WRITTEN REQUEST = Narrow the data below down to the lines containing "object".

Stored data entries:
----

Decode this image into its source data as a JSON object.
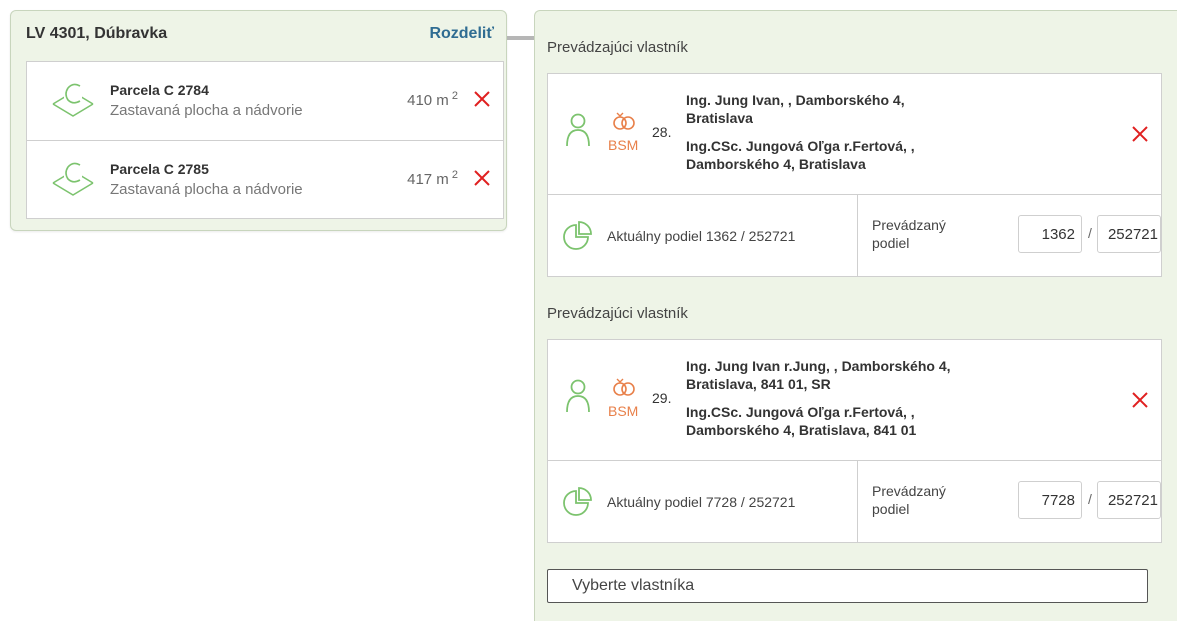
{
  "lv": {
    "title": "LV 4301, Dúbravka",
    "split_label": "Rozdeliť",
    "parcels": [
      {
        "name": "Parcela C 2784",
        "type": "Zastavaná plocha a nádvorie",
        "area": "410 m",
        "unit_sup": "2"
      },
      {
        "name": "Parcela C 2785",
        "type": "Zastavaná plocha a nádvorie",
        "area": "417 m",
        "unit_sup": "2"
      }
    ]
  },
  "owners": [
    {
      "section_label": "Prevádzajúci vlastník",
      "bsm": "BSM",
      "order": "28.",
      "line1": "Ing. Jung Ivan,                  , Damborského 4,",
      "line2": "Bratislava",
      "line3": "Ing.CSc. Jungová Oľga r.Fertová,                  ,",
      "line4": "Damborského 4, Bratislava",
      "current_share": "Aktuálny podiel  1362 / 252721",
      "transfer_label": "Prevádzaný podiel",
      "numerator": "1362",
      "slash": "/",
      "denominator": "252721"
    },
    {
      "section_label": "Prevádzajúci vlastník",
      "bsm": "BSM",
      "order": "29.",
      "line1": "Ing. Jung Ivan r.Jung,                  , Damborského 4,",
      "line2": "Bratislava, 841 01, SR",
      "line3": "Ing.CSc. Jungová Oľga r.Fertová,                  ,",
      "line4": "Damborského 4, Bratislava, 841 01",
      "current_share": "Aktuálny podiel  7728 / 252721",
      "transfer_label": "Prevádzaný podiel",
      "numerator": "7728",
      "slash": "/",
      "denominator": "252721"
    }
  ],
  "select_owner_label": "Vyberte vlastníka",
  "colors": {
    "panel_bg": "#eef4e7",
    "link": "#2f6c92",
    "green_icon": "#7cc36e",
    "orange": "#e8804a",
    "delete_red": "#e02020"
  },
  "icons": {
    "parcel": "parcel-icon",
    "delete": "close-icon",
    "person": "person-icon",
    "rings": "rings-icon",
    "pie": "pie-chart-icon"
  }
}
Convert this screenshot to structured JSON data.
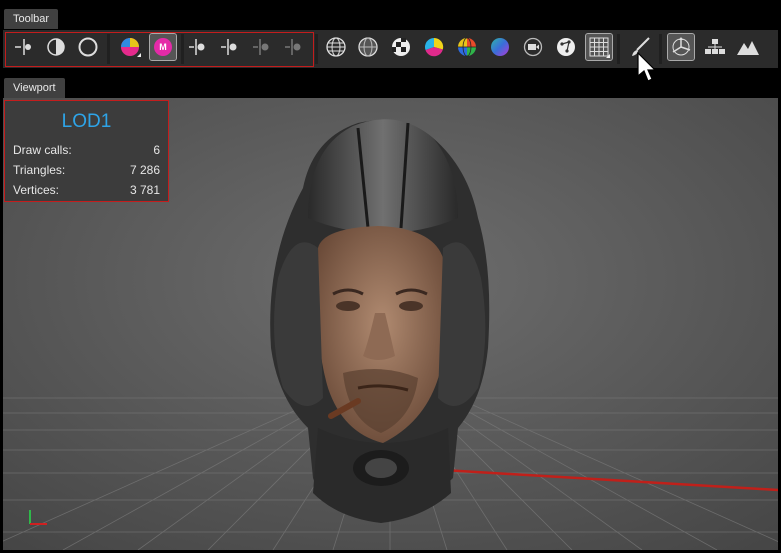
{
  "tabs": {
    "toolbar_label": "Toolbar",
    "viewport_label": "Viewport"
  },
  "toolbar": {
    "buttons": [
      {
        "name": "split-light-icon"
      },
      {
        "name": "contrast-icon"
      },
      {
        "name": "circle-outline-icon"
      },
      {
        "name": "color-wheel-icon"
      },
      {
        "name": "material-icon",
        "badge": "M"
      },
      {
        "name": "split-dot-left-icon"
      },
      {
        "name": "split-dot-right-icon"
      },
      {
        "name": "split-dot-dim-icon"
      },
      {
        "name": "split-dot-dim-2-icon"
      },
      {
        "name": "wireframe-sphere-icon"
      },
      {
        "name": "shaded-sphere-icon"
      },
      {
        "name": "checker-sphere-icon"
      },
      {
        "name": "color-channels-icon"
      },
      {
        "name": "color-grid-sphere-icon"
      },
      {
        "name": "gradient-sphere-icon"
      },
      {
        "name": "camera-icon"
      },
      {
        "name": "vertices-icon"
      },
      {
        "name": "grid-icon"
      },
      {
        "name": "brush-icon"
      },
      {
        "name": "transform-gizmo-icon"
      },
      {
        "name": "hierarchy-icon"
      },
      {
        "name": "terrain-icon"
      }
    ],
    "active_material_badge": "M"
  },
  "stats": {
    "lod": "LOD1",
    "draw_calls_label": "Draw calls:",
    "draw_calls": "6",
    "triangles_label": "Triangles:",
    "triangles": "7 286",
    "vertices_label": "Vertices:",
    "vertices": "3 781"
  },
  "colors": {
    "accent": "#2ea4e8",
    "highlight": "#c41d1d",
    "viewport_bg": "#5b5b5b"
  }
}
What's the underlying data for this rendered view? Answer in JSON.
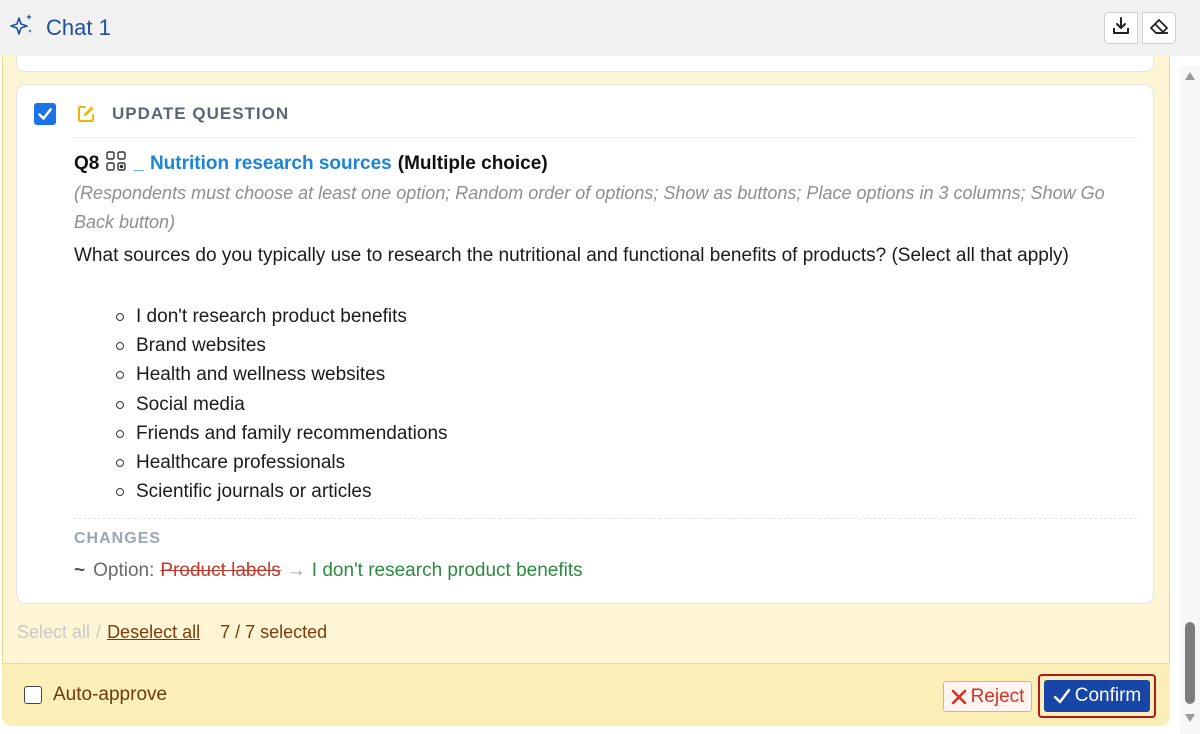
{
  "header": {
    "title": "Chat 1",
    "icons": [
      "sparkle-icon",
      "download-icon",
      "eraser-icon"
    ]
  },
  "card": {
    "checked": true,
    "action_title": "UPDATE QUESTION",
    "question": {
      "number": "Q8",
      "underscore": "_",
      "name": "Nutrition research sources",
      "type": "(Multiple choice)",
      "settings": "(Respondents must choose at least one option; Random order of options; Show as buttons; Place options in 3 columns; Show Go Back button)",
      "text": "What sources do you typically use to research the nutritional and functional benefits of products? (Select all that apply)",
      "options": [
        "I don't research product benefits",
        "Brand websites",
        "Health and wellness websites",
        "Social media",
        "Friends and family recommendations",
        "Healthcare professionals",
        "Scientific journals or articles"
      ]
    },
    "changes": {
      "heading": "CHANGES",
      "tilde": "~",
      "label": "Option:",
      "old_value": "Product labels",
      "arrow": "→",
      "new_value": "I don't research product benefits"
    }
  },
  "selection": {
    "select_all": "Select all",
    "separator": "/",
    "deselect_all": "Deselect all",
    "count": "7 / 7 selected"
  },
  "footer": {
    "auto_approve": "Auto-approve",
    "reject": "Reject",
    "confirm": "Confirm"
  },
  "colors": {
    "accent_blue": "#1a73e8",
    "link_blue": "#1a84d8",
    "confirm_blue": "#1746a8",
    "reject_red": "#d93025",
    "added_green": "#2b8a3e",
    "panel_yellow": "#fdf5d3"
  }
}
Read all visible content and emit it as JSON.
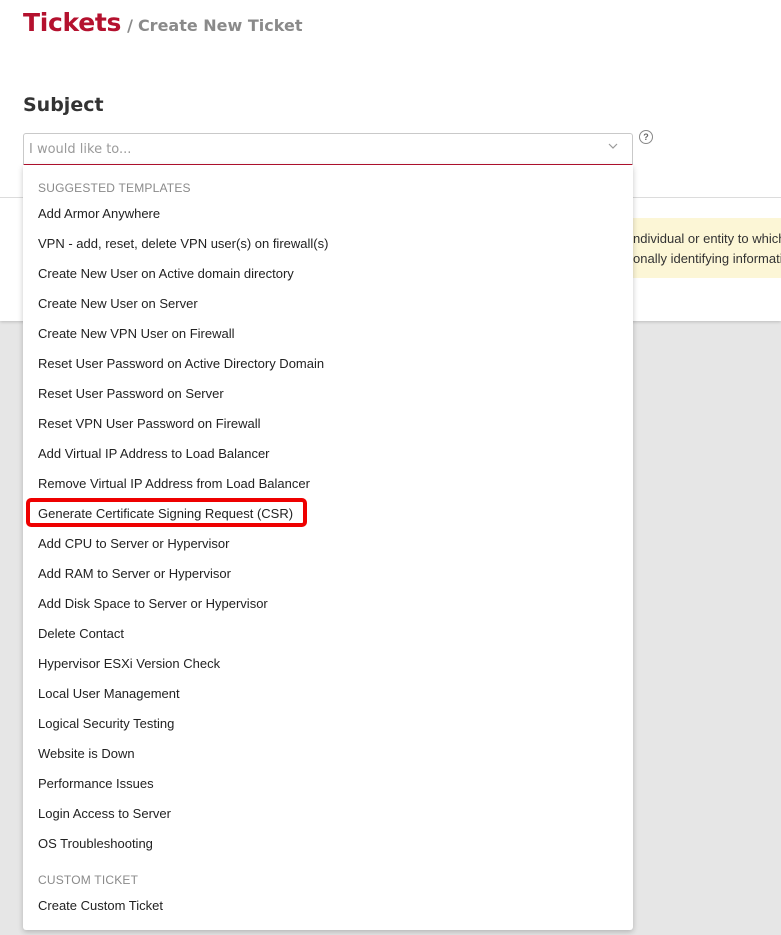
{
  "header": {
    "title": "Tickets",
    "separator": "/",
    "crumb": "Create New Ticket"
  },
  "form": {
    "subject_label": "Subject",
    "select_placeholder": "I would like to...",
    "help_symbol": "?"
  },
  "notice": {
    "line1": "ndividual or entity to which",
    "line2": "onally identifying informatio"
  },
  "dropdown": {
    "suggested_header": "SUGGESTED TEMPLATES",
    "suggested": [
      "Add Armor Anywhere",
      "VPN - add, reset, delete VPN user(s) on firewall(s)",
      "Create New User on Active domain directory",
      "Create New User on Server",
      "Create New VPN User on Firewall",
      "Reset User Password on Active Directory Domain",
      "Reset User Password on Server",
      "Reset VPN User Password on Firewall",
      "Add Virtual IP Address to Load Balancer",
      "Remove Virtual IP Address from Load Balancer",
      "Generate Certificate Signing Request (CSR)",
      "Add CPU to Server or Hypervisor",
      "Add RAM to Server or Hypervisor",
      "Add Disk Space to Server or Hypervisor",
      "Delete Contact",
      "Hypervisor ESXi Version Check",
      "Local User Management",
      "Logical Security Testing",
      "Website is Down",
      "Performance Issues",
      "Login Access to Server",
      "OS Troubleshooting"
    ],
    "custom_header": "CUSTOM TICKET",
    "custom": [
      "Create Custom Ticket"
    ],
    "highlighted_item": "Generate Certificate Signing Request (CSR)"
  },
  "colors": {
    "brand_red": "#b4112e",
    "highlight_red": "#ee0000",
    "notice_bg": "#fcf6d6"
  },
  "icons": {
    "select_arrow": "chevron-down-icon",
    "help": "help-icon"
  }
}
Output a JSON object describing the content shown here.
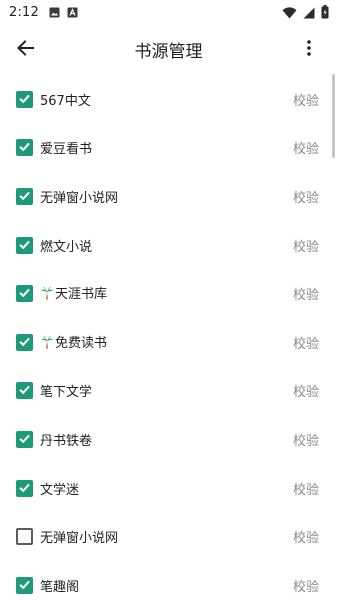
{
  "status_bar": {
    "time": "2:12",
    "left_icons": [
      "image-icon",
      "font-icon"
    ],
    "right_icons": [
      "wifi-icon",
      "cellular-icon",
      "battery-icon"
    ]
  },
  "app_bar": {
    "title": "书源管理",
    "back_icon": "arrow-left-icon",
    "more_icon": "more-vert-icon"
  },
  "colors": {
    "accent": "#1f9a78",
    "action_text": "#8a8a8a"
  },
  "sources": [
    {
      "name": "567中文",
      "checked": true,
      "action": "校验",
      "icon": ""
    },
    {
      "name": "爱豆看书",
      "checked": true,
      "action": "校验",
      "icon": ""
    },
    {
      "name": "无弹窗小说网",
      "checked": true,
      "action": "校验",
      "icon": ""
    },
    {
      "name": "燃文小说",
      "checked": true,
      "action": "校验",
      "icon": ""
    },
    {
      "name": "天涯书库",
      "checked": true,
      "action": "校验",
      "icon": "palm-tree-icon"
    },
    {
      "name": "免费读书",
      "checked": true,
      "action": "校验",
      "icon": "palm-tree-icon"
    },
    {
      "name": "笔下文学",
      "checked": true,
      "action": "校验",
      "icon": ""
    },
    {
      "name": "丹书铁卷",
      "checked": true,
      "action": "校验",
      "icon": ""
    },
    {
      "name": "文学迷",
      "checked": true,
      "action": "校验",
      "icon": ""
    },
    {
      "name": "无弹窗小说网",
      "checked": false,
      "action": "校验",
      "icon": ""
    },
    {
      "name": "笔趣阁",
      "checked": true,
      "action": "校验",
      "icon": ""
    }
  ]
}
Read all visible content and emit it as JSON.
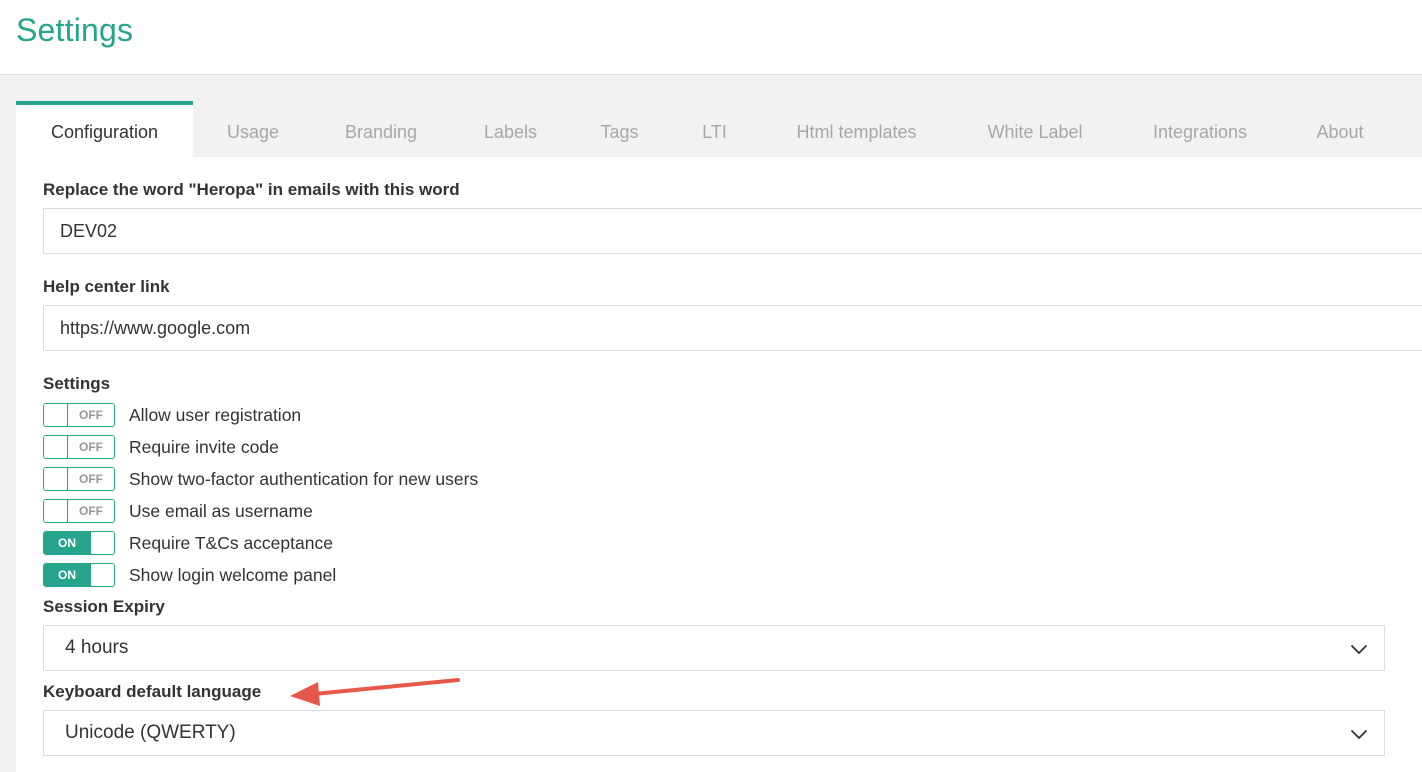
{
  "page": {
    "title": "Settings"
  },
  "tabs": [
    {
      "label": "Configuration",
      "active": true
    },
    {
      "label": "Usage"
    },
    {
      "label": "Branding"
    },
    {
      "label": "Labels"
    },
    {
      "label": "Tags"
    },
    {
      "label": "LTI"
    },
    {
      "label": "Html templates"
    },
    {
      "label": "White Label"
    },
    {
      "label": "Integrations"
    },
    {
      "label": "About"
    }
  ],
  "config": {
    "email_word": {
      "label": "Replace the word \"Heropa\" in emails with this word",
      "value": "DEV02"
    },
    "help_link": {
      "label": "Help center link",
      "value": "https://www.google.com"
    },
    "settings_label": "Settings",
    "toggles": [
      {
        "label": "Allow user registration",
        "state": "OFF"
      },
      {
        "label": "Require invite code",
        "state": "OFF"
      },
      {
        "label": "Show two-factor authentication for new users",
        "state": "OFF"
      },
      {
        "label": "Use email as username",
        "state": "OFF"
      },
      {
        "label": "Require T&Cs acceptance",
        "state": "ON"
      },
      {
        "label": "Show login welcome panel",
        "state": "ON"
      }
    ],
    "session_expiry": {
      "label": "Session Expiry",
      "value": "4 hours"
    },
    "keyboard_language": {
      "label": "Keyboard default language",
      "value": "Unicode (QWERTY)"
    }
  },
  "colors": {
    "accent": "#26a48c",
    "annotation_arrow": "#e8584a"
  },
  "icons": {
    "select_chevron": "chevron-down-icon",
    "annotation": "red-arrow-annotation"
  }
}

----

WRITTEN REPLY =
Decode this image into its source data as a JSON object.
Output a JSON object describing the content shown here.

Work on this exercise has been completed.